• DATA SECTION:
····················
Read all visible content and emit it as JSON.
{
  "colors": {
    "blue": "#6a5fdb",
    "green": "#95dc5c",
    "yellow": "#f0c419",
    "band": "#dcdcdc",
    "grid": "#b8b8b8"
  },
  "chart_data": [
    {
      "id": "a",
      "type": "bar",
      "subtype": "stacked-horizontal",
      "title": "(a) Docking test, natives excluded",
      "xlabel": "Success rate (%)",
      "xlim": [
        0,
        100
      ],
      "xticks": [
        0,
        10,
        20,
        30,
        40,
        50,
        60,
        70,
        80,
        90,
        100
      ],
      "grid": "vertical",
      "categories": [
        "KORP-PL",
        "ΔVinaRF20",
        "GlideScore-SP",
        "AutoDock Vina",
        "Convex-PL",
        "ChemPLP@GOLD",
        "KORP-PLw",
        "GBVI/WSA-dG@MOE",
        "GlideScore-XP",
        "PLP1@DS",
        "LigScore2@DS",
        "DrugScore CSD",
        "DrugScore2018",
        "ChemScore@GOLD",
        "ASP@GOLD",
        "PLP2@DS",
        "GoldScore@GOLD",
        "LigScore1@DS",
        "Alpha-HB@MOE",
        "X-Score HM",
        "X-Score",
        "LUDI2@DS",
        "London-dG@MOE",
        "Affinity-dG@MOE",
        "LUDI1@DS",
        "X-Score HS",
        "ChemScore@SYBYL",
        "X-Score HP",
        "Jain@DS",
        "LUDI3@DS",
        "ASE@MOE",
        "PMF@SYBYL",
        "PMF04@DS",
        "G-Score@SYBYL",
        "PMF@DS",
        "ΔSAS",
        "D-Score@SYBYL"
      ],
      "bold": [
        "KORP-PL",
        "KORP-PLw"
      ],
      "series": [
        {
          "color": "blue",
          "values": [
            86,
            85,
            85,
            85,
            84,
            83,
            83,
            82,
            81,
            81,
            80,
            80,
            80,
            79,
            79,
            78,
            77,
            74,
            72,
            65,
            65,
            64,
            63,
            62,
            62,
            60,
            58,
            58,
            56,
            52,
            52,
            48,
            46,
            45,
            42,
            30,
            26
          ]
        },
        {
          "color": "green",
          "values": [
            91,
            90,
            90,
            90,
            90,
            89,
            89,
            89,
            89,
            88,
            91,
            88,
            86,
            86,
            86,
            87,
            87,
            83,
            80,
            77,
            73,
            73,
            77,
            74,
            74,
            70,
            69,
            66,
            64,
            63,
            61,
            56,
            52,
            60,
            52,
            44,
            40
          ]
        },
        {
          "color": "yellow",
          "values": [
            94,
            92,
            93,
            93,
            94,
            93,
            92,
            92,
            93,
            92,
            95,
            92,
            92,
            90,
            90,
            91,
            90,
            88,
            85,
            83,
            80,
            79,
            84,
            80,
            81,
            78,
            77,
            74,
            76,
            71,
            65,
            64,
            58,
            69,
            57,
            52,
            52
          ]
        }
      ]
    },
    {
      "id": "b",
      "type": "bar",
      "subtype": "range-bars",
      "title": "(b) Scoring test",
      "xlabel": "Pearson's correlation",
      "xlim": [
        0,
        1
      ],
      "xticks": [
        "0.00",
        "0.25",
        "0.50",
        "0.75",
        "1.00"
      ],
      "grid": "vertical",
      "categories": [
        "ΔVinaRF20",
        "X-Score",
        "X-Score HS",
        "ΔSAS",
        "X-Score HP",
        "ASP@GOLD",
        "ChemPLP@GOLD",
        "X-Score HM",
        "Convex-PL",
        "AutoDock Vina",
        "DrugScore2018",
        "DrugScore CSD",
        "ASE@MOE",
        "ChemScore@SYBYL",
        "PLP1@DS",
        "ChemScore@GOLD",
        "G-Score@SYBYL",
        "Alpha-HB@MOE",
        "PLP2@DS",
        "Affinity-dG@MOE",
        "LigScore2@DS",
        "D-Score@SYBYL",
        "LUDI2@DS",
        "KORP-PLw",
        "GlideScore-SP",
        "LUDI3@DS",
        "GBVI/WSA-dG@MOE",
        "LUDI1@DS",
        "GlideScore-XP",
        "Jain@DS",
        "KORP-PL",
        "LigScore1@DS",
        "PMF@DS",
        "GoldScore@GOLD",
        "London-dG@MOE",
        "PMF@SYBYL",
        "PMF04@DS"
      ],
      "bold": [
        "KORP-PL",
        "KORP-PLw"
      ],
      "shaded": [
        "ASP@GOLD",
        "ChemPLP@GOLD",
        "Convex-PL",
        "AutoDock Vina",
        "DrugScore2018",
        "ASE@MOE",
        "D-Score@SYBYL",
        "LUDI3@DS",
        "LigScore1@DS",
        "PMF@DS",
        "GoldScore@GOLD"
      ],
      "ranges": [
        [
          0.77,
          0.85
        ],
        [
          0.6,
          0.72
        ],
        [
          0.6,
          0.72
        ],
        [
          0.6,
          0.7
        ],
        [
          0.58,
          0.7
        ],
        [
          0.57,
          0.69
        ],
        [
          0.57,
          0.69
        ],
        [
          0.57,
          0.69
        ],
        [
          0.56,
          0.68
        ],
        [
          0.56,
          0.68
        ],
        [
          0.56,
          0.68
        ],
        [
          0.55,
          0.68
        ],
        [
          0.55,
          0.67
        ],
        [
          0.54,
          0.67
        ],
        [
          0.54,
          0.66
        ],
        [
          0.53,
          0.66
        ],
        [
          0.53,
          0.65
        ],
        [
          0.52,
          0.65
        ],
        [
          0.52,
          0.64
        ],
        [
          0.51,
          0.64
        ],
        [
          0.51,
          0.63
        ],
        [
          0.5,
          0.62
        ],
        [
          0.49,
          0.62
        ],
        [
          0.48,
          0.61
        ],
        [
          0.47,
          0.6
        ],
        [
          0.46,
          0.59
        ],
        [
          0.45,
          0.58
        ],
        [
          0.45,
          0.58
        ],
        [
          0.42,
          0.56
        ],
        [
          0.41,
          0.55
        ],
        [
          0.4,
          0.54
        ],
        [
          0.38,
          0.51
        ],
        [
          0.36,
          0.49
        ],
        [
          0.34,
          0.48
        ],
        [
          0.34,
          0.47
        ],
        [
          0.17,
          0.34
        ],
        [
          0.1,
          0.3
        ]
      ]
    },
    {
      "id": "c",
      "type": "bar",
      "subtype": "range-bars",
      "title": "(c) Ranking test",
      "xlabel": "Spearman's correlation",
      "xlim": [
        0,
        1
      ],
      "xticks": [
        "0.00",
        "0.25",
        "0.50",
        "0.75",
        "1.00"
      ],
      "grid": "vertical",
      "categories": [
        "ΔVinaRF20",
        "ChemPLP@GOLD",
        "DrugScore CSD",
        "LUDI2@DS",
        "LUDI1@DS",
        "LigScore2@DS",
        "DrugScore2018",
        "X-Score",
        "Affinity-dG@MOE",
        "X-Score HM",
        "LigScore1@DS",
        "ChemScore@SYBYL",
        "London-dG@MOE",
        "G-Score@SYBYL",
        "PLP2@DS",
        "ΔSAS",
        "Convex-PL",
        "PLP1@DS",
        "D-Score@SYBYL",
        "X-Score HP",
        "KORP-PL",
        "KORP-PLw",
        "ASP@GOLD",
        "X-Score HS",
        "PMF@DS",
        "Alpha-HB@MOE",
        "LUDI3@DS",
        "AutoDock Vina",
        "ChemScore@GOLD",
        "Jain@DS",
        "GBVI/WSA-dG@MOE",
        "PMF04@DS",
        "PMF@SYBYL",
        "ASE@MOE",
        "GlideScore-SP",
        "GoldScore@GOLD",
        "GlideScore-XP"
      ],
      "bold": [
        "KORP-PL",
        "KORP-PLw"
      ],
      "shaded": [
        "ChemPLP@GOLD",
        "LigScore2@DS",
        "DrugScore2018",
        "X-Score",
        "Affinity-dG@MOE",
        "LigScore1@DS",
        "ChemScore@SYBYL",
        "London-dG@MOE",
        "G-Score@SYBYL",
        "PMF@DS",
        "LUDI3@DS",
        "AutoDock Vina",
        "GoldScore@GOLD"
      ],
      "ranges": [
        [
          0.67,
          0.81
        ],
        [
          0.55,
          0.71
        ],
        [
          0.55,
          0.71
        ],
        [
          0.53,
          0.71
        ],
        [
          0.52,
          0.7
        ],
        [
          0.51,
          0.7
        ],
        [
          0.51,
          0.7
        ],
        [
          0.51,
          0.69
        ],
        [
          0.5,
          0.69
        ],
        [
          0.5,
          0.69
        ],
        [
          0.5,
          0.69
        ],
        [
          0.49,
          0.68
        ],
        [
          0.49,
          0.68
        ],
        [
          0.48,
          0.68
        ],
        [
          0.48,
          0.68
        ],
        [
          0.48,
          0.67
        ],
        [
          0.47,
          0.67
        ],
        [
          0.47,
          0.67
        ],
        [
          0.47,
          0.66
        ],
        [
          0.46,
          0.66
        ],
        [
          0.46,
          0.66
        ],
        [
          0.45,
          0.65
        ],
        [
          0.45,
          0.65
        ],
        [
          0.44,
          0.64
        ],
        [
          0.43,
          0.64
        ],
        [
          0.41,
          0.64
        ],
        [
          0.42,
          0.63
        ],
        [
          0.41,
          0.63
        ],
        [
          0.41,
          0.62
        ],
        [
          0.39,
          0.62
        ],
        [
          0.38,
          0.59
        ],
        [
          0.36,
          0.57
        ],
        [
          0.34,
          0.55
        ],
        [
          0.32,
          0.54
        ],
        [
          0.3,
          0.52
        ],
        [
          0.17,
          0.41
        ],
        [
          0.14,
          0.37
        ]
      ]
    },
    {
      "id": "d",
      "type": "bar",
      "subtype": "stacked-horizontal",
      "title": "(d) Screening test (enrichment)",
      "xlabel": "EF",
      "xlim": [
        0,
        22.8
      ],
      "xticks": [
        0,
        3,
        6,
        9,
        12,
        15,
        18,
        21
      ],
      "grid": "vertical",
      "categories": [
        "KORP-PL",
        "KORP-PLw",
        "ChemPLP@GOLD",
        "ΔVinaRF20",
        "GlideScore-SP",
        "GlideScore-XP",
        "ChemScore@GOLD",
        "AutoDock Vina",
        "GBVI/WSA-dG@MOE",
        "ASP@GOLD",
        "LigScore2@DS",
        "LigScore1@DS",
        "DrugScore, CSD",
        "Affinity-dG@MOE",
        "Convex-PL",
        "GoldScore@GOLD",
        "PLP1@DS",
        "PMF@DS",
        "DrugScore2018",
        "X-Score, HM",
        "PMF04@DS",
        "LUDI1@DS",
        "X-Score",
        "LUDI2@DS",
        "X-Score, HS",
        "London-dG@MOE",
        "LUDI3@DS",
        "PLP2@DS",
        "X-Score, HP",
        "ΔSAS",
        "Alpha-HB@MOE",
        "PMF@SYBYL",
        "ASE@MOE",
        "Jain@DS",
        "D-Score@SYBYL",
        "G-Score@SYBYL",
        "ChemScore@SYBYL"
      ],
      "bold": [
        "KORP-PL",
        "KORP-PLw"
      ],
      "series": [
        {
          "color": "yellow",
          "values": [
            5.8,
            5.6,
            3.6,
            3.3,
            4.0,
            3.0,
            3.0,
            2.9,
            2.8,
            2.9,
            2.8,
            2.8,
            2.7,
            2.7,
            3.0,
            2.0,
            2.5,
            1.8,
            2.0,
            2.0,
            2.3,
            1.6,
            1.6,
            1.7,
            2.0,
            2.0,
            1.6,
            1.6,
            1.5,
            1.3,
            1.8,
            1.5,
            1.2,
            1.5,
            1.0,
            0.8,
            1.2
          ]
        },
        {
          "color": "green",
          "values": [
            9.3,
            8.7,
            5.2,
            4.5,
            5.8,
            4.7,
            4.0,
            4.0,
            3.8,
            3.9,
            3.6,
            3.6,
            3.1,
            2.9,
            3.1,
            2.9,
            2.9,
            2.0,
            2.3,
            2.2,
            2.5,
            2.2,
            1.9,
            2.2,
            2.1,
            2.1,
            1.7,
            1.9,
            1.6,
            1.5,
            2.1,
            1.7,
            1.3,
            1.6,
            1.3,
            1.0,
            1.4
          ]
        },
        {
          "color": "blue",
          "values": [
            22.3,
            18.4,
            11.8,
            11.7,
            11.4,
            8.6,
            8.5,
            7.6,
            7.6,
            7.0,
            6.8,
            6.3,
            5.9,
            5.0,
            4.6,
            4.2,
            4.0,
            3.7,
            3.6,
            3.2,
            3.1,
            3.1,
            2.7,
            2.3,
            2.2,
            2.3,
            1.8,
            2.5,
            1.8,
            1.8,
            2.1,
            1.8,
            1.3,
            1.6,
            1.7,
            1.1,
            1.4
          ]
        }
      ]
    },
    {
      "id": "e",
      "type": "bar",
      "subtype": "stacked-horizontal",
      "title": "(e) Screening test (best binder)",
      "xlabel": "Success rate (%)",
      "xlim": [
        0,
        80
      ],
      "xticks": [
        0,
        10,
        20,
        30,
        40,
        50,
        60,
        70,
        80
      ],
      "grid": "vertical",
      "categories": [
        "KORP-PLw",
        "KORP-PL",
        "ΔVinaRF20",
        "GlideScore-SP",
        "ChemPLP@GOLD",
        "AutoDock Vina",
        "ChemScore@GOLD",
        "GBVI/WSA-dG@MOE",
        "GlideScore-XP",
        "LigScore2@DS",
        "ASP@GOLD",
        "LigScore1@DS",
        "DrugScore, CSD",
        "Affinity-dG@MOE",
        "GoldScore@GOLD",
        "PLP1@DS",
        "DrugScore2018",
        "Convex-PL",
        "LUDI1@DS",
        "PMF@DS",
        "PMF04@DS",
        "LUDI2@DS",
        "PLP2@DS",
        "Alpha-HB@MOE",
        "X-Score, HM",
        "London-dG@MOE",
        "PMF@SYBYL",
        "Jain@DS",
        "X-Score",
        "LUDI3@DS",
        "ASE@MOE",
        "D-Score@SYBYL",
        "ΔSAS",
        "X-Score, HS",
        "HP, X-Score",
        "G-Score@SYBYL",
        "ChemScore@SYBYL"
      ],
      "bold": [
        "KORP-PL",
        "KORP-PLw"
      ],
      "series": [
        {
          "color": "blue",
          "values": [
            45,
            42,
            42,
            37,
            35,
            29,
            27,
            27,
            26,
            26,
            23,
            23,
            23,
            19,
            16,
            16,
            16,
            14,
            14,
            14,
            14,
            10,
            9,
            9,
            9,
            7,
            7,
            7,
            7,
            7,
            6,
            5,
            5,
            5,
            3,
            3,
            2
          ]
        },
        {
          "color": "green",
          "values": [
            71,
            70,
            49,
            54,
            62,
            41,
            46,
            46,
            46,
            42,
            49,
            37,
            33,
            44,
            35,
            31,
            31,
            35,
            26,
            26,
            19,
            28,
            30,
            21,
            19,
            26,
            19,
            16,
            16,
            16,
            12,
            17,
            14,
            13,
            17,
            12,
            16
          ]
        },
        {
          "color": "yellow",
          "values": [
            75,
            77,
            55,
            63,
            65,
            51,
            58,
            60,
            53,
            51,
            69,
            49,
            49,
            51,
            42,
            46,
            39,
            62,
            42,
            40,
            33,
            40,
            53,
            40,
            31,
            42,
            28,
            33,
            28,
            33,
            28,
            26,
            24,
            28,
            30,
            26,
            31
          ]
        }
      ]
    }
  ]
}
····················
Filter the data, keeping only the lines that contain "Screening".

• TASK OUTPUT:
      "title": "(d) Screening test (enrichment)",
      "title": "(e) Screening test (best binder)",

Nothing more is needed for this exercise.